* **Task details**: Copy the records below verbatim, beginning with the line that contains "point (398, 185, 408, 196)" and continuing through the line that contains "Detect and localize", both included.

* **Dataset records**:

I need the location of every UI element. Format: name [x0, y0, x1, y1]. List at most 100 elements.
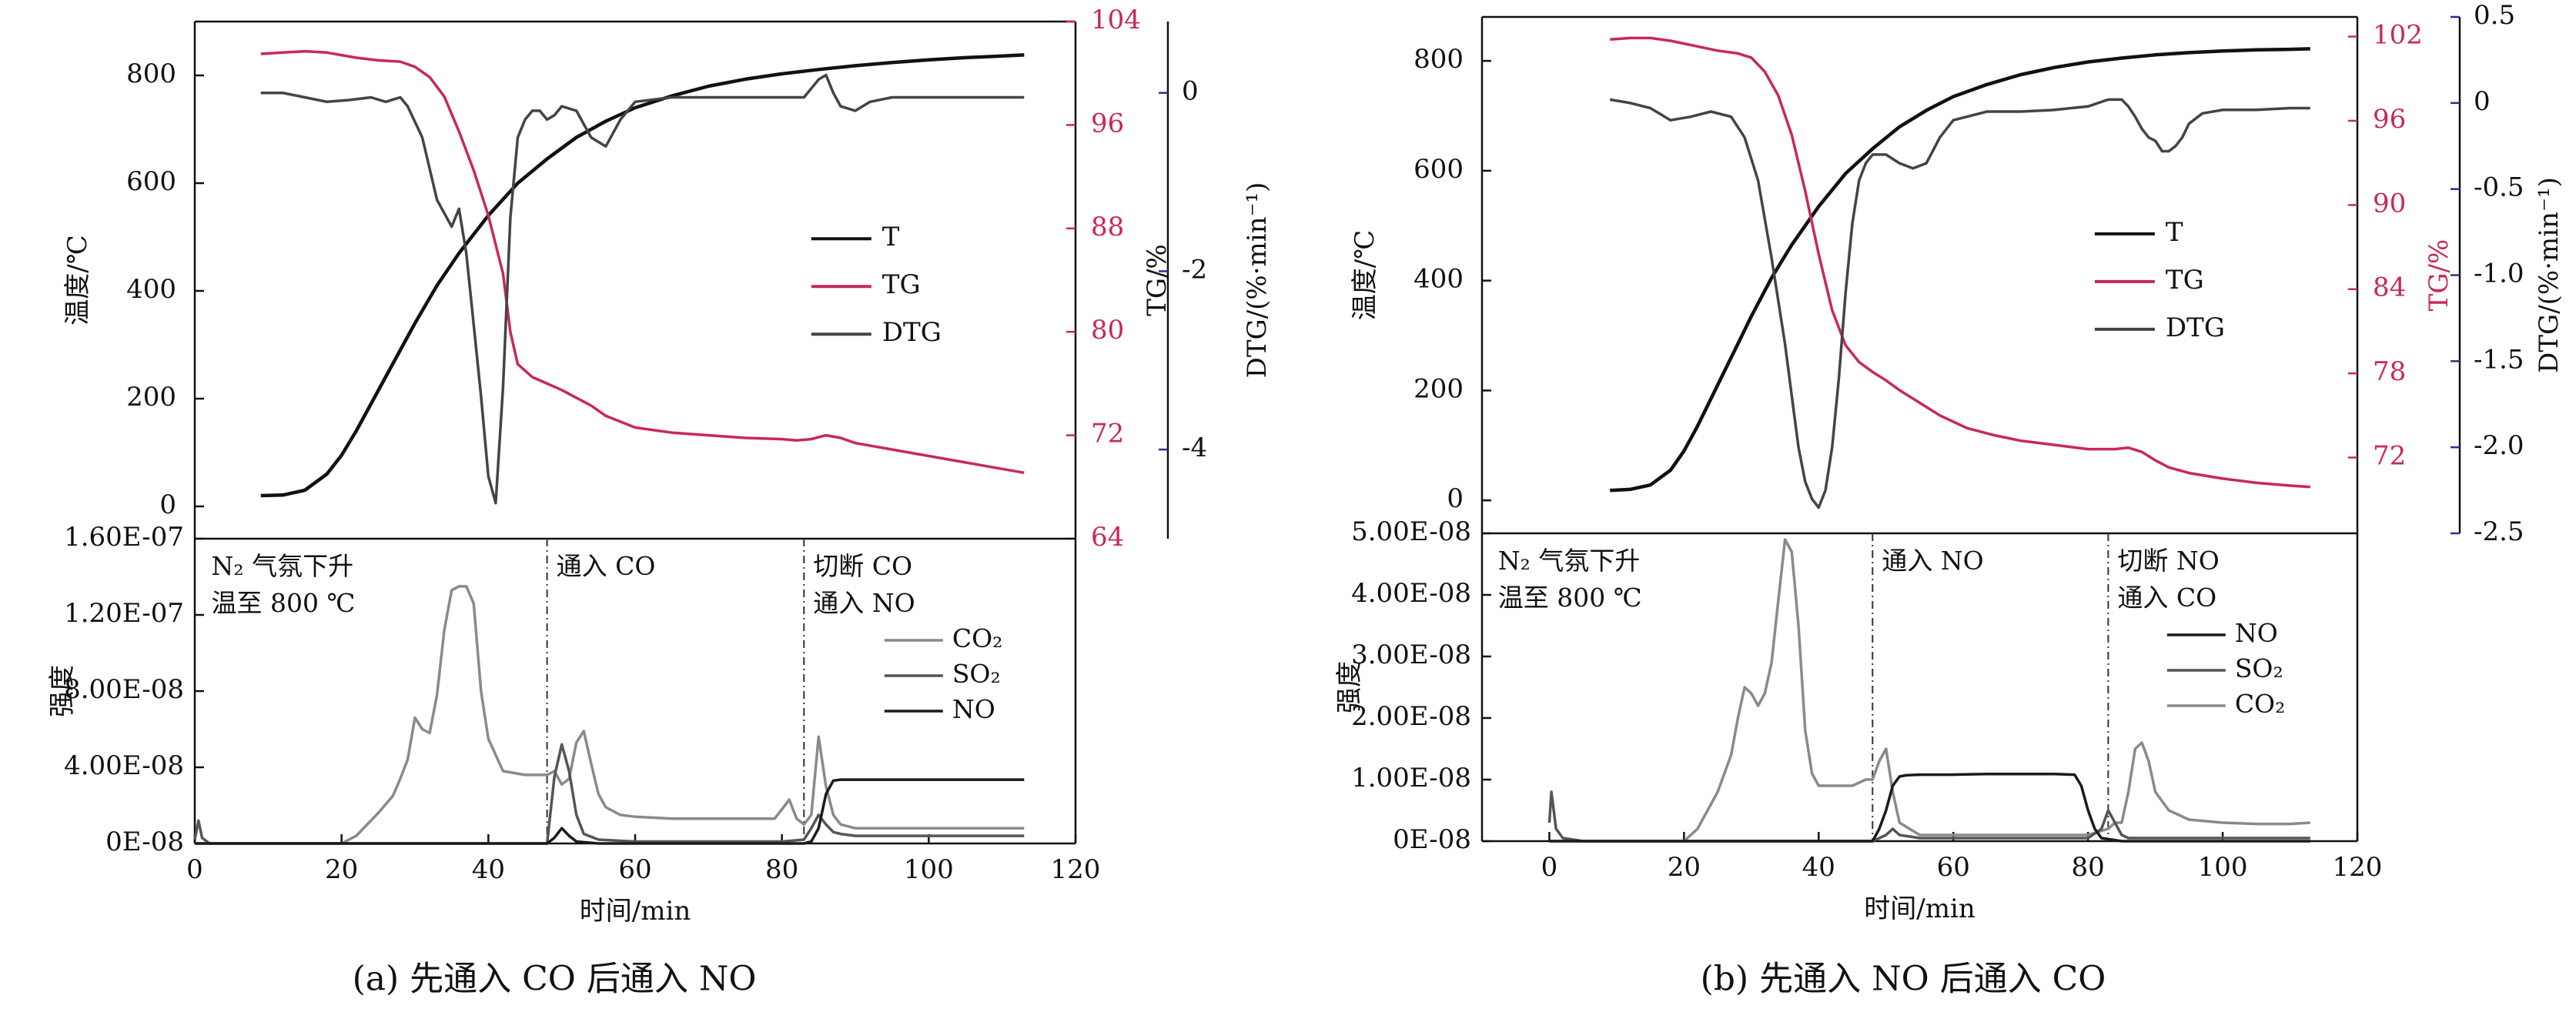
stage-annotation: N₂ 气氛下升: [1498, 546, 1641, 576]
figure-caption: (a) 先通入 CO 后通入 NO: [353, 960, 757, 999]
tg-tick-label: 64: [1091, 522, 1124, 553]
ms-y-tick-label: 1.20E-07: [64, 598, 184, 629]
temp-tick-label: 600: [1413, 154, 1464, 185]
x-tick-label: 80: [765, 854, 798, 885]
ms-y-tick-label: 4.00E-08: [64, 750, 184, 781]
figure-caption: (b) 先通入 NO 后通入 CO: [1701, 960, 2106, 999]
ms-legend-label: SO₂: [2235, 653, 2283, 683]
series-no-line: [1549, 773, 2310, 843]
x-tick-label: 0: [186, 854, 203, 885]
x-tick-label: 80: [2072, 852, 2105, 883]
legend-label-dtg: DTG: [882, 317, 942, 348]
ms-y-tick-label: 0E-08: [1393, 824, 1471, 855]
ms-legend-label: CO₂: [2235, 689, 2286, 719]
ms-y-tick-label: 5.00E-08: [1351, 516, 1471, 547]
temperature-axis-label: 温度/℃: [1350, 230, 1380, 321]
series-co2-line: [1549, 538, 2310, 843]
dtg-tick-label: -2: [1182, 254, 1207, 285]
tg-tick-label: 96: [1091, 108, 1124, 139]
temp-tick-label: 200: [126, 382, 176, 412]
series-tg-line: [260, 49, 1025, 475]
dtg-tick-label: -4: [1182, 433, 1207, 463]
series-no-line: [195, 778, 1025, 845]
legend-label-t: T: [882, 222, 900, 252]
ms-legend-label: CO₂: [952, 623, 1003, 653]
intensity-axis-label: 强度: [47, 665, 78, 717]
tg-tick-label: 84: [2373, 272, 2406, 303]
x-tick-label: 40: [1802, 852, 1835, 883]
dtg-tick-label: 0: [2474, 86, 2491, 117]
series-dtg-line: [1609, 98, 2310, 509]
legend-label-tg: TG: [882, 269, 921, 300]
dtg-axis-label: DTG/(%·min⁻¹): [2534, 177, 2564, 373]
temp-tick-label: 200: [1413, 373, 1464, 404]
stage-annotation: 通入 CO: [557, 551, 656, 581]
series-tg-line: [1610, 36, 2310, 489]
series-t-line: [260, 53, 1025, 498]
dtg-tick-label: -1.0: [2474, 259, 2524, 289]
ms-y-tick-label: 8.00E-08: [64, 674, 184, 705]
series-dtg-line: [260, 73, 1025, 505]
x-tick-label: 120: [2333, 852, 2383, 883]
x-axis-label: 时间/min: [1864, 893, 1975, 924]
stage-annotation: 通入 NO: [813, 588, 915, 618]
stage-annotation: 温至 800 ℃: [212, 588, 356, 618]
stage-annotation: 切断 NO: [2117, 546, 2219, 576]
tg-tick-label: 96: [2373, 104, 2406, 135]
tg-tick-label: 104: [1091, 5, 1141, 35]
ms-legend-label: NO: [2235, 618, 2278, 648]
x-tick-label: 20: [1668, 852, 1701, 883]
chart-b: 02004006008007278849096102-2.5-2.0-1.5-1…: [1334, 0, 2564, 999]
ms-y-tick-label: 2.00E-08: [1351, 701, 1471, 732]
x-tick-label: 40: [472, 854, 505, 885]
series-t-line: [1610, 47, 2310, 493]
temperature-axis-label: 温度/℃: [62, 235, 93, 326]
stage-annotation: 温至 800 ℃: [1498, 583, 1642, 613]
x-tick-label: 0: [1541, 852, 1558, 883]
tg-axis-label: TG/%: [1142, 244, 1173, 316]
ms-y-tick-label: 1.00E-08: [1351, 763, 1471, 793]
ms-y-tick-label: 1.60E-07: [64, 522, 184, 553]
ms-y-tick-label: 0E-08: [105, 827, 184, 857]
tg-tick-label: 90: [2373, 188, 2406, 219]
x-tick-label: 60: [1937, 852, 1970, 883]
temp-tick-label: 800: [126, 58, 176, 89]
ms-y-tick-label: 4.00E-08: [1351, 578, 1471, 609]
x-tick-label: 60: [618, 854, 651, 885]
x-tick-label: 100: [2198, 852, 2248, 883]
tg-tick-label: 80: [1091, 315, 1124, 346]
dtg-tick-label: -0.5: [2474, 172, 2524, 203]
x-tick-label: 20: [325, 854, 358, 885]
tg-axis-label: TG/%: [2424, 239, 2454, 312]
temp-tick-label: 800: [1413, 44, 1464, 75]
dtg-tick-label: -2.5: [2474, 516, 2524, 547]
tg-tick-label: 102: [2373, 20, 2423, 51]
stage-annotation: 切断 CO: [813, 551, 912, 581]
x-axis-label: 时间/min: [580, 896, 691, 927]
stage-annotation: N₂ 气氛下升: [212, 551, 354, 581]
tg-tick-label: 72: [2373, 441, 2406, 472]
ms-y-tick-label: 3.00E-08: [1351, 640, 1471, 670]
legend-label-t: T: [2166, 217, 2183, 248]
tg-tick-label: 72: [1091, 419, 1124, 449]
x-tick-label: 100: [904, 854, 954, 885]
dtg-tick-label: -1.5: [2474, 344, 2524, 375]
legend-label-dtg: DTG: [2166, 312, 2225, 343]
ms-legend-label: SO₂: [952, 659, 1001, 689]
tg-tick-label: 78: [2373, 356, 2406, 387]
temp-tick-label: 0: [1447, 483, 1464, 514]
temp-tick-label: 600: [126, 166, 176, 197]
dtg-tick-label: 0: [1182, 76, 1199, 107]
temp-tick-label: 400: [1413, 264, 1464, 295]
stage-annotation: 通入 CO: [2117, 583, 2216, 613]
x-tick-label: 120: [1051, 854, 1101, 885]
dtg-axis-label: DTG/(%·min⁻¹): [1242, 182, 1273, 379]
tg-tick-label: 88: [1091, 212, 1124, 242]
intensity-axis-label: 强度: [1334, 661, 1365, 713]
temp-tick-label: 0: [159, 489, 176, 520]
dtg-tick-label: -2.0: [2474, 430, 2524, 461]
series-co2-line: [195, 585, 1025, 845]
stage-annotation: 通入 NO: [1882, 546, 1983, 576]
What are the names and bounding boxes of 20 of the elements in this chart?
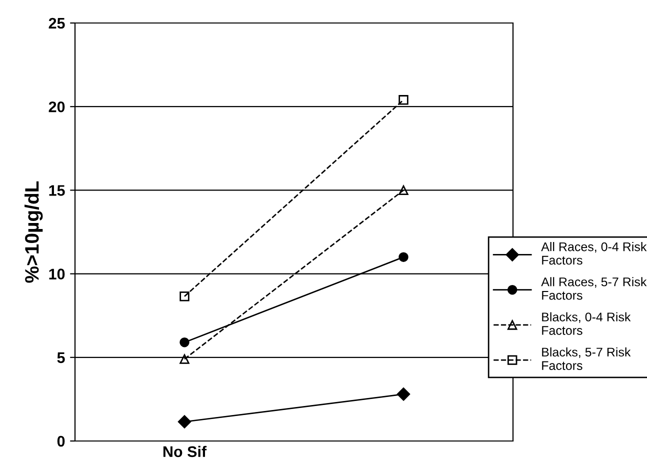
point (398, 185, 408, 196)
y-axis-title: %>10µg/dL (24, 181, 43, 283)
point (398, 95, 408, 105)
legend-label: Blacks, 0-4 Risk Factors (542, 312, 631, 335)
point (180, 337, 190, 348)
legend-label: All Races, 5-7 Risk Factors (541, 277, 647, 300)
y-tick-label: 10 (49, 268, 65, 280)
legend-label: All Races, 0-4 Risk Factors (541, 242, 647, 265)
y-tick-label: 5 (57, 352, 65, 364)
y-tick-label: 25 (48, 18, 65, 29)
y-tick-label: 15 (49, 185, 65, 196)
point (180, 292, 190, 302)
point (396, 388, 410, 401)
point (398, 252, 408, 262)
y-tick-label: 20 (48, 101, 65, 112)
y-tick-label: 0 (57, 436, 65, 447)
x-tick-label: No Sif (163, 446, 207, 458)
point (180, 354, 190, 364)
point (178, 415, 192, 428)
legend-label: Blacks, 5-7 Risk Factors (542, 347, 631, 370)
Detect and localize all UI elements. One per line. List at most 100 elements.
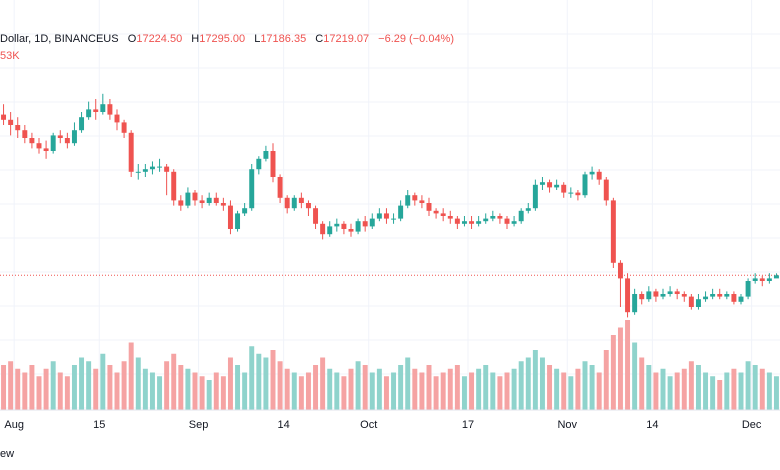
candle-body <box>107 104 113 115</box>
volume-bar <box>525 357 531 410</box>
volume-bar <box>511 368 517 410</box>
volume-bar <box>469 372 475 410</box>
candle-body <box>731 294 737 302</box>
volume-bar <box>128 342 134 410</box>
volume-bar <box>454 365 460 410</box>
candle-body <box>660 294 666 297</box>
candle-body <box>15 125 21 131</box>
candle-body <box>334 223 340 227</box>
volume-bar <box>554 368 560 410</box>
volume-bar <box>589 365 595 410</box>
candle-body <box>327 226 333 235</box>
volume-bar <box>639 357 645 410</box>
volume-bar <box>227 357 233 410</box>
volume-bar <box>327 368 333 410</box>
volume-bar <box>383 376 389 410</box>
volume-bar <box>71 365 77 410</box>
candle-body <box>121 122 127 133</box>
candle-body <box>617 262 623 279</box>
candle-body <box>469 221 475 224</box>
volume-bar <box>185 368 191 410</box>
volume-bar <box>142 368 148 410</box>
candle-body <box>36 143 42 149</box>
volume-bar <box>625 320 631 410</box>
candle-body <box>603 179 609 201</box>
candle-body <box>589 171 595 175</box>
volume-bar <box>447 368 453 410</box>
volume-bar <box>355 361 361 410</box>
volume-bar <box>561 372 567 410</box>
candle-body <box>773 275 779 279</box>
candle-body <box>738 296 744 302</box>
candle-body <box>391 218 397 220</box>
volume-bar <box>426 365 432 410</box>
volume-bar <box>313 365 319 410</box>
volume-bar <box>341 376 347 410</box>
candle-body <box>22 130 28 138</box>
volume-bar <box>93 368 99 410</box>
volume-bar <box>149 372 155 410</box>
candle-body <box>263 151 269 159</box>
candle-body <box>426 203 432 211</box>
x-tick-label: Aug <box>4 419 24 431</box>
volume-bar <box>490 372 496 410</box>
candle-body <box>419 200 425 203</box>
candle-body <box>277 177 283 198</box>
high-key: H <box>191 33 200 45</box>
volume-bar <box>773 376 779 410</box>
volume-bar <box>419 372 425 410</box>
candle-body <box>178 200 184 206</box>
volume-bar <box>305 372 311 410</box>
volume-bar <box>575 368 581 410</box>
candle-body <box>199 200 205 203</box>
volume-bar <box>284 368 290 410</box>
candle-body <box>483 218 489 222</box>
candle-body <box>1 114 7 120</box>
volume-bar <box>398 365 404 410</box>
x-tick-label: Nov <box>557 419 577 431</box>
candle-body <box>114 114 120 123</box>
x-tick-label: 14 <box>278 419 290 431</box>
open-key: O <box>127 33 137 45</box>
volume-legend: 53K <box>0 50 20 62</box>
candle-body <box>717 294 723 297</box>
candle-body <box>532 184 538 209</box>
volume-bar <box>412 368 418 410</box>
x-tick-label: Oct <box>360 419 377 431</box>
volume-bar <box>114 372 120 410</box>
high-value: 17295.00 <box>199 33 246 45</box>
candle-body <box>639 294 645 300</box>
candle-body <box>57 135 63 138</box>
candle-body <box>348 229 354 232</box>
candle-body <box>596 171 602 180</box>
volume-bar <box>64 376 70 410</box>
volume-bar <box>15 368 21 410</box>
candle-body <box>242 208 248 214</box>
candle-body <box>227 205 233 229</box>
volume-bar <box>660 368 666 410</box>
volume-bar <box>362 365 368 410</box>
volume-bar <box>703 372 709 410</box>
volume-bar <box>539 357 545 410</box>
candle-body <box>405 195 411 206</box>
candle-body <box>454 218 460 224</box>
candle-body <box>653 291 659 297</box>
volume-bar <box>171 353 177 410</box>
x-tick-label: 17 <box>462 419 474 431</box>
candle-body <box>362 221 368 227</box>
volume-bar <box>617 327 623 410</box>
volume-bar <box>86 361 92 410</box>
low-value: 17186.35 <box>260 33 307 45</box>
volume-bar <box>298 376 304 410</box>
volume-bar <box>632 342 638 410</box>
candle-body <box>29 138 35 144</box>
volume-bar <box>695 365 701 410</box>
volume-bar <box>582 361 588 410</box>
close-key: C <box>315 33 324 45</box>
candle-body <box>135 171 141 173</box>
volume-bar <box>766 372 772 410</box>
x-tick-label: Dec <box>742 419 762 431</box>
candle-body <box>554 184 560 188</box>
candle-body <box>305 203 311 209</box>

* **Reply to the task**:
point (398, 185, 408, 196)
y-axis-title: %>10µg/dL (24, 181, 43, 283)
point (398, 95, 408, 105)
legend-label: Blacks, 0-4 Risk Factors (542, 312, 631, 335)
point (180, 337, 190, 348)
legend-label: All Races, 5-7 Risk Factors (541, 277, 647, 300)
y-tick-label: 10 (49, 268, 65, 280)
legend-label: All Races, 0-4 Risk Factors (541, 242, 647, 265)
y-tick-label: 5 (57, 352, 65, 364)
y-tick-label: 25 (48, 18, 65, 29)
y-tick-label: 15 (49, 185, 65, 196)
point (180, 292, 190, 302)
point (396, 388, 410, 401)
point (398, 252, 408, 262)
y-tick-label: 20 (48, 101, 65, 112)
y-tick-label: 0 (57, 436, 65, 447)
x-tick-label: No Sif (163, 446, 207, 458)
point (180, 354, 190, 364)
point (178, 415, 192, 428)
legend-label: Blacks, 5-7 Risk Factors (542, 347, 631, 370)
Detect and localize all UI elements. One per line. List at most 100 elements.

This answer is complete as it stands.